_Text excerpt_.
------------------------------------------------------------

Note. Model weights for each participant for five competing models. The largest model weight per person is given in boldface. WN = white noise; VAR(1) = first-order vector autoregressive; VARIMA(0,1,1) = vector autoregressive integrated moving average; HMM = hidden Markov model; MSAR = Markov switching autoregressive.

The results in Table 1 show that for P1 and P2, a regime-switching model is selected, which is also the most appropriate model for 5 of the 11 controls (i.e., C1, C2, C4, C9, and C10). In contrast, the data of P3 are best described with a VARIMA(0,1,1) model, which also proved the most appropriate model for 3 of the 11 controls (i.e., C3, C6, and C8). Finally, for the remaining three controls, one was best described by a WN model (C11), the second was best described by a VAR(1) model (C5), while for the third, the WN model and the VAR(1) were equally appropriate (C7).

Clearly, based on the current sample size it is not possible to draw definite conclusions, but the current results seem to suggest that the differences in the affective regulatory mechanisms of BD patients and controls are not of a primarily qualitative nature. That is, while the WN model and VAR(1) model are only selected for controls, both the patients and many of the controls were best described by either the VARIMA(0,1,1) model or the regime-switching models. To obtain more insight in the possible quantitative differences in these cases, we take a closer look at the parameter estimates for these selected models.

Quantitative Comparison for the VARIMA(0,1,1) model

As indicated earlier, the ARIMA(0,1,1) model is characterized by the parameter θ, which balances the tendency to preserve (when θ is close to 1) and adapt (when θ is closer to 0). Figure 3 contains the θ estimates for PA and NA for P3 and the three controls that were best described using this model. It shows that the BD patient is characterized by much lower θ parameters that the controls, which means that it takes this patient longer to return to baseline and restore equilibrium than the controls. This is in agreement with our expectation regarding quantitative differences, implying a slower-return-to-baseline in the patient. Note however that this is true for both PA and NA, which suggests either a general dysregulation (both BAS- and BIS-related), or that the BAS-related component in NA plays an important role in its dynamics (see Figure 1S in the supplementary material, for examples of different ARIMA(0,1,1) behavior).

Figure 3.

Theta estimates with standard errors for patient 3 (P3), and three controls (C3, C6, and C8). Dark bars are for positive affect (PA), and light bars are for negative affect (NA).

Quantitative Comparison for the Regime-Switching Models

With regard to the switching models, we were specifically interested in the means of PA and NA in each regime: These are the values toward which the person’s affect is being pulled and which can thus be interpreted as the attractors of the system. We were interested in whether one of the regimes reflects a manic state, while the other reflects a depressive state.

The HM model was selected for one patient (P1) and five controls (C1, C2, C4, C9, and C10), while the MSAR model was selected for one patient (P2). In Figure 4 we have included the differences in means between the two regimes for both PA and NA separately. Most notable is that the two BD patients are characterized by large mean differences in PA between the two regimes, while none of the controls is characterized by substantial differences in PA. This implies that switches between the two regimes in patients is characterized by substantial changes in PA (and for P1 also in NA), whereas changes in regimes in the controls is associated with changes in NA, but not (or only to a very minor degree) in PA. This result can be interpreted as evidence for the BAS dysregulation theory, given the theoretical link between the BAS and PA: It seems that regime-switching in BD patients is associated with large changes in PA (and thus BAS activation), whereas regime switches in healthy controls is associated with marked changes in NA (and thus BIS activation).

------------------------------------------------------------

_Given entries_.

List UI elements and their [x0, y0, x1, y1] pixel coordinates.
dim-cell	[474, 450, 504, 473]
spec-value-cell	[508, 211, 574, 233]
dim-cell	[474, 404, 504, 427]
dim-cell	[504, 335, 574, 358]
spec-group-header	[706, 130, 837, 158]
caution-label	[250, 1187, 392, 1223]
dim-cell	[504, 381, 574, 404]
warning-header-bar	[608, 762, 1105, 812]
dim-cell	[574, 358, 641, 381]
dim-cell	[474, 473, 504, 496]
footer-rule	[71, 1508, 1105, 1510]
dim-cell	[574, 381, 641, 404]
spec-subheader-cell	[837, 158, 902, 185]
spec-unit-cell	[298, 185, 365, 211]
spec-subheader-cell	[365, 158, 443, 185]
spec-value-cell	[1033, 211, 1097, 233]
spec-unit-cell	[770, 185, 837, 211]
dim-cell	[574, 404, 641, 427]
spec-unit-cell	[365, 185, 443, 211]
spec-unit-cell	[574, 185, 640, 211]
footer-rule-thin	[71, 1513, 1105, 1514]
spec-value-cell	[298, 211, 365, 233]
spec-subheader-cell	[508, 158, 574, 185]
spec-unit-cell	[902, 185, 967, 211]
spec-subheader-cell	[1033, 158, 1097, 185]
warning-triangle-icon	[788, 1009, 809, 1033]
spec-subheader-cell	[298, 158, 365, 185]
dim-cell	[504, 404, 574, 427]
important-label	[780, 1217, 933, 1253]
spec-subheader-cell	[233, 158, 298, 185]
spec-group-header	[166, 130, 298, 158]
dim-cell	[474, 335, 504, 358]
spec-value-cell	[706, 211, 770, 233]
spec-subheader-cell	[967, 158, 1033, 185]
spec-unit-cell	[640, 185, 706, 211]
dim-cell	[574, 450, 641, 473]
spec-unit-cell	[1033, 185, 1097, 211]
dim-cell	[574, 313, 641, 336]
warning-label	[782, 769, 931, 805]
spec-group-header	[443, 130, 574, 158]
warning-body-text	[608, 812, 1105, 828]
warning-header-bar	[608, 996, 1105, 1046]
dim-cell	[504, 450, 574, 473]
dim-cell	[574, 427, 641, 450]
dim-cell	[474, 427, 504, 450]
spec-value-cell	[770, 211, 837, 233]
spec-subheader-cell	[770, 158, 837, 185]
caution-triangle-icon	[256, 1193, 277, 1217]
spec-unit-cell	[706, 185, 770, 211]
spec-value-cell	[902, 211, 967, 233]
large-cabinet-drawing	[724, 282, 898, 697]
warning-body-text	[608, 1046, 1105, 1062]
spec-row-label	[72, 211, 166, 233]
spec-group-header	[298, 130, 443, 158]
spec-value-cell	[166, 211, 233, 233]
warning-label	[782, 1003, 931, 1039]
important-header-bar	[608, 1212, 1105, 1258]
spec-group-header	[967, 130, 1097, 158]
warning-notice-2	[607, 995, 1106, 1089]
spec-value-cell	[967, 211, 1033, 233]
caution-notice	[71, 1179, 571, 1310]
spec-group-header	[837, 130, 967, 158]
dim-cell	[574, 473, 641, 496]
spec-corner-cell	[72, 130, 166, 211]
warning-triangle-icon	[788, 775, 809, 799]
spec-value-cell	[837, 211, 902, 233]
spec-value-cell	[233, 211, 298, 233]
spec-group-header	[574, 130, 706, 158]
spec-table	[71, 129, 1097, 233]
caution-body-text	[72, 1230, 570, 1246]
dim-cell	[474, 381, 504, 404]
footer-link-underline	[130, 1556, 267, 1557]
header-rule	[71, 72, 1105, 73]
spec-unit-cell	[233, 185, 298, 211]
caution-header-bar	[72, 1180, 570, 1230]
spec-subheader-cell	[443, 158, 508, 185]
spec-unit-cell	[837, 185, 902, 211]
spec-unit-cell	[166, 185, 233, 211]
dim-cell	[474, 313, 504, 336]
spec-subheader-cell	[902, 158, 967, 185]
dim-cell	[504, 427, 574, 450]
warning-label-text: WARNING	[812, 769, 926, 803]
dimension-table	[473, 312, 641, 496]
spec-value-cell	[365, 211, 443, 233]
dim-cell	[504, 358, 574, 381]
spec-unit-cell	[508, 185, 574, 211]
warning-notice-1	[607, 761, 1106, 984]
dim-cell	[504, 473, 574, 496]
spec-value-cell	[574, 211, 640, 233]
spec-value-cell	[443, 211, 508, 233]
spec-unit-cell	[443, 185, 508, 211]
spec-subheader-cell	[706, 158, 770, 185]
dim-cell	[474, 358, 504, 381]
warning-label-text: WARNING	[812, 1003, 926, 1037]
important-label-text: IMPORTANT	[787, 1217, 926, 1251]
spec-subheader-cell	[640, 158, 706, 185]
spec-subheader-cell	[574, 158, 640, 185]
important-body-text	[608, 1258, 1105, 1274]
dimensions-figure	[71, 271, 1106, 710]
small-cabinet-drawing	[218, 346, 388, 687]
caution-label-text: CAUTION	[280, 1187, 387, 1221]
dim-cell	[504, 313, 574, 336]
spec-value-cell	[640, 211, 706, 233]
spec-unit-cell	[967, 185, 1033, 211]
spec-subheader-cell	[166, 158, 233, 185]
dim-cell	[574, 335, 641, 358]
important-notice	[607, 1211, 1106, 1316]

------------------------------------------------------------

Using the note at the top of the text excerpt, list each competing model by its full name, with its abbreviation. Work only from the text excerpt; the rows play no part here.

- White noise (WN)
- First-order vector autoregressive (VAR(1))
- Vector autoregressive integrated moving average (VARIMA(0,1,1))
- Hidden Markov model (HMM)
- Markov switching autoregressive (MSAR)